THE TASK - Locate each line holding the string "text" and copy it.

-- start of EXTRACTED MATERIAL --

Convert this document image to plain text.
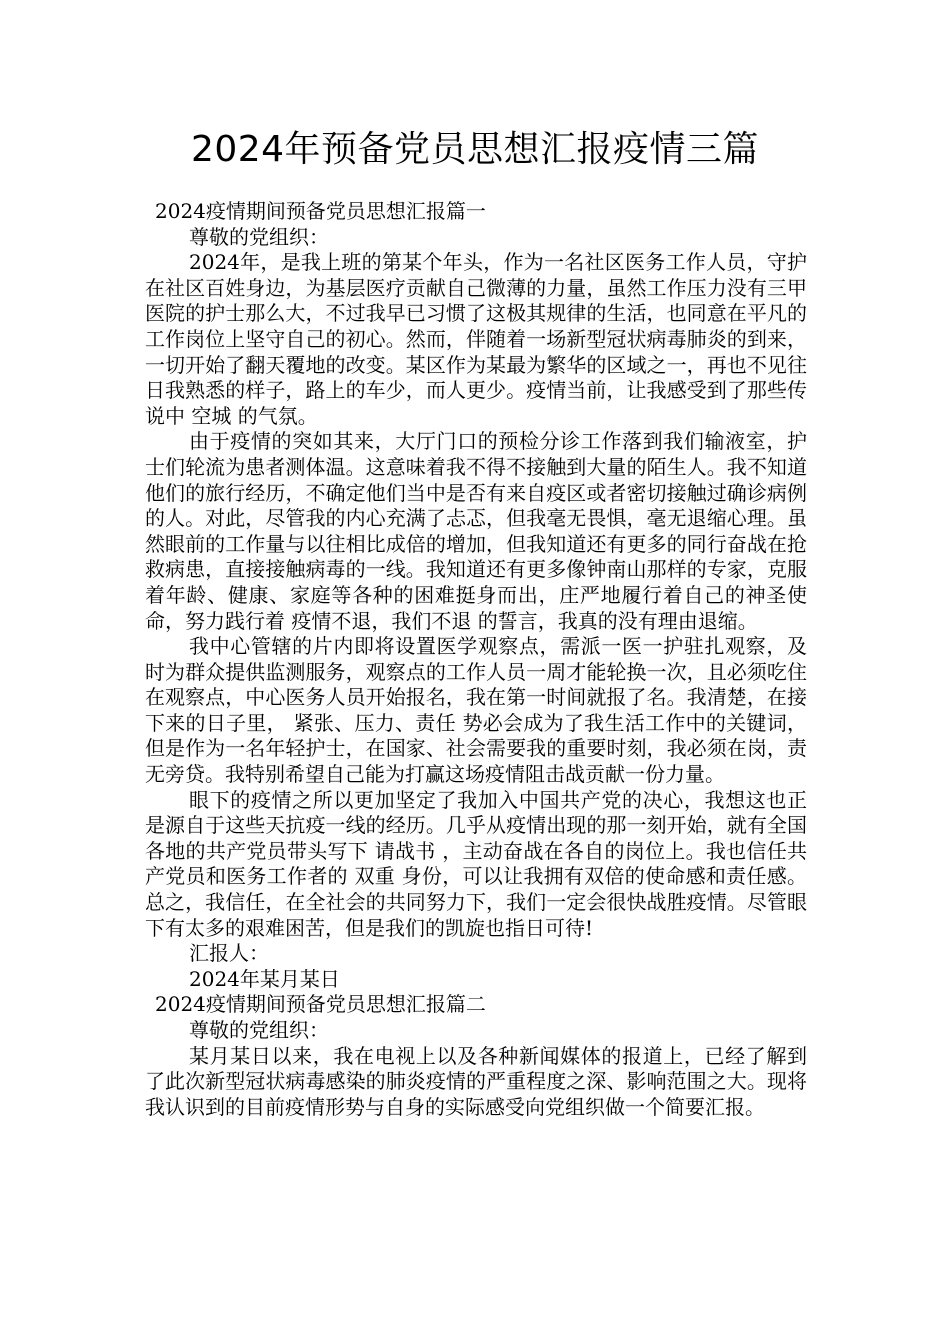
2024年预备党员思想汇报疫情三篇

2024疫情期间预备党员思想汇报篇一

尊敬的党组织：

2024年，是我上班的第某个年头，作为一名社区医务工作人员，守护在社区百姓身边，为基层医疗贡献自己微薄的力量，虽然工作压力没有三甲医院的护士那么大，不过我早已习惯了这极其规律的生活，也同意在平凡的工作岗位上坚守自己的初心。然而，伴随着一场新型冠状病毒肺炎的到来，一切开始了翻天覆地的改变。某区作为某最为繁华的区域之一，再也不见往日我熟悉的样子，路上的车少，而人更少。疫情当前，让我感受到了那些传说中 空城 的气氛。

由于疫情的突如其来，大厅门口的预检分诊工作落到我们输液室，护士们轮流为患者测体温。这意味着我不得不接触到大量的陌生人。我不知道他们的旅行经历，不确定他们当中是否有来自疫区或者密切接触过确诊病例的人。对此，尽管我的内心充满了忐忑，但我毫无畏惧，毫无退缩心理。虽然眼前的工作量与以往相比成倍的增加，但我知道还有更多的同行奋战在抢救病患，直接接触病毒的一线。我知道还有更多像钟南山那样的专家，克服着年龄、健康、家庭等各种的困难挺身而出，庄严地履行着自己的神圣使命，努力践行着 疫情不退，我们不退 的誓言，我真的没有理由退缩。

我中心管辖的片内即将设置医学观察点，需派一医一护驻扎观察，及时为群众提供监测服务，观察点的工作人员一周才能轮换一次，且必须吃住在观察点，中心医务人员开始报名，我在第一时间就报了名。我清楚，在接下来的日子里， 紧张、压力、责任 势必会成为了我生活工作中的关键词，但是作为一名年轻护士，在国家、社会需要我的重要时刻，我必须在岗，责无旁贷。我特别希望自己能为打赢这场疫情阻击战贡献一份力量。

眼下的疫情之所以更加坚定了我加入中国共产党的决心，我想这也正是源自于这些天抗疫一线的经历。几乎从疫情出现的那一刻开始，就有全国各地的共产党员带头写下 请战书 ，主动奋战在各自的岗位上。我也信任共产党员和医务工作者的 双重 身份，可以让我拥有双倍的使命感和责任感。总之，我信任，在全社会的共同努力下，我们一定会很快战胜疫情。尽管眼下有太多的艰难困苦，但是我们的凯旋也指日可待!

汇报人：

2024年某月某日

2024疫情期间预备党员思想汇报篇二

尊敬的党组织：

某月某日以来，我在电视上以及各种新闻媒体的报道上，已经了解到了此次新型冠状病毒感染的肺炎疫情的严重程度之深、影响范围之大。现将我认识到的目前疫情形势与自身的实际感受向党组织做一个简要汇报。
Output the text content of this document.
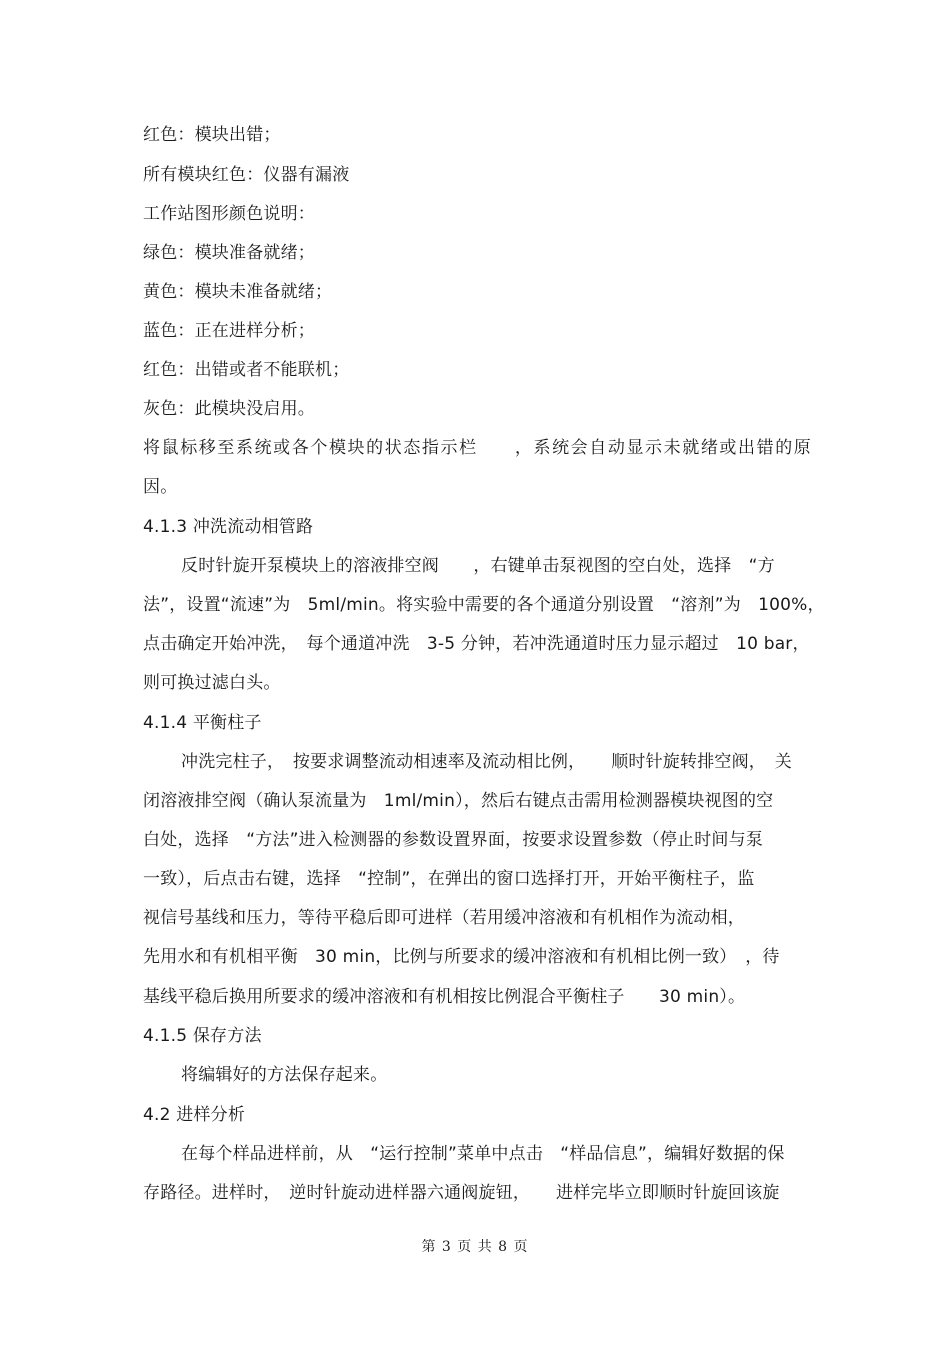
红色：模块出错；
所有模块红色：仪器有漏液
工作站图形颜色说明：
绿色：模块准备就绪；
黄色：模块未准备就绪；
蓝色：正在进样分析；
红色：出错或者不能联机；
灰色：此模块没启用。
将鼠标移至系统或各个模块的状态指示栏　　，系统会自动显示未就绪或出错的原
因。
4.1.3 冲洗流动相管路
反时针旋开泵模块上的溶液排空阀　　，右键单击泵视图的空白处，选择　“方
法”，设置“流速”为　5ml/min。将实验中需要的各个通道分别设置　“溶剂”为　100%，
点击确定开始冲洗，　每个通道冲洗　3-5 分钟，若冲洗通道时压力显示超过　10 bar，
则可换过滤白头。
4.1.4 平衡柱子
冲洗完柱子，　按要求调整流动相速率及流动相比例，　　顺时针旋转排空阀，　关
闭溶液排空阀（确认泵流量为　1ml/min），然后右键点击需用检测器模块视图的空
白处，选择　“方法”进入检测器的参数设置界面，按要求设置参数（停止时间与泵
一致），后点击右键，选择　“控制”，在弹出的窗口选择打开，开始平衡柱子，监
视信号基线和压力，等待平稳后即可进样（若用缓冲溶液和有机相作为流动相，
先用水和有机相平衡　30 min，比例与所要求的缓冲溶液和有机相比例一致）　，待
基线平稳后换用所要求的缓冲溶液和有机相按比例混合平衡柱子　　30 min）。
4.1.5 保存方法
将编辑好的方法保存起来。
4.2 进样分析
在每个样品进样前，从　“运行控制”菜单中点击　“样品信息”，编辑好数据的保
存路径。进样时，　逆时针旋动进样器六通阀旋钮，　　进样完毕立即顺时针旋回该旋
第 3 页 共 8 页
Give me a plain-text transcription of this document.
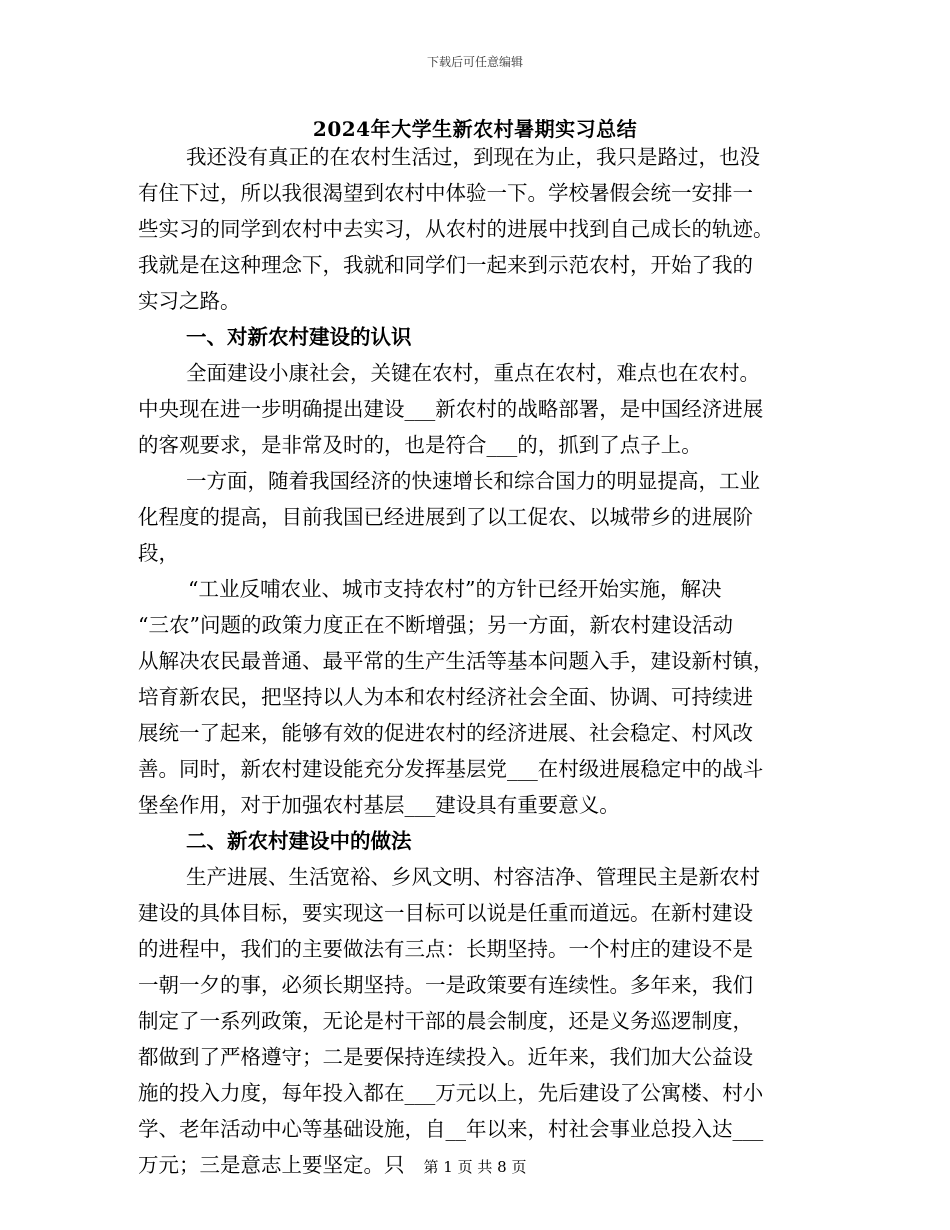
下载后可任意编辑
2024年大学生新农村暑期实习总结
我还没有真正的在农村生活过，到现在为止，我只是路过，也没
有住下过，所以我很渴望到农村中体验一下。学校暑假会统一安排一
些实习的同学到农村中去实习，从农村的进展中找到自己成长的轨迹。
我就是在这种理念下，我就和同学们一起来到示范农村，开始了我的
实习之路。
一、对新农村建设的认识
全面建设小康社会，关键在农村，重点在农村，难点也在农村。
中央现在进一步明确提出建设___新农村的战略部署，是中国经济进展
的客观要求，是非常及时的，也是符合___的，抓到了点子上。
一方面，随着我国经济的快速增长和综合国力的明显提高，工业
化程度的提高，目前我国已经进展到了以工促农、以城带乡的进展阶
段，
“工业反哺农业、城市支持农村”的方针已经开始实施，解决
“三农”问题的政策力度正在不断增强；另一方面，新农村建设活动
从解决农民最普通、最平常的生产生活等基本问题入手，建设新村镇，
培育新农民，把坚持以人为本和农村经济社会全面、协调、可持续进
展统一了起来，能够有效的促进农村的经济进展、社会稳定、村风改
善。同时，新农村建设能充分发挥基层党___在村级进展稳定中的战斗
堡垒作用，对于加强农村基层___建设具有重要意义。
二、新农村建设中的做法
生产进展、生活宽裕、乡风文明、村容洁净、管理民主是新农村
建设的具体目标，要实现这一目标可以说是任重而道远。在新村建设
的进程中，我们的主要做法有三点：长期坚持。一个村庄的建设不是
一朝一夕的事，必须长期坚持。一是政策要有连续性。多年来，我们
制定了一系列政策，无论是村干部的晨会制度，还是义务巡逻制度，
都做到了严格遵守；二是要保持连续投入。近年来，我们加大公益设
施的投入力度，每年投入都在___万元以上，先后建设了公寓楼、村小
学、老年活动中心等基础设施，自__年以来，村社会事业总投入达___
万元；三是意志上要坚定。只	第 1 页 共 8 页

-- end of EXTRACTED MATERIAL --

EXERCISE OUTPUT -
Convert this document image to plain text.
Output the text content of this document.
Give me a plain-text transcription of this document.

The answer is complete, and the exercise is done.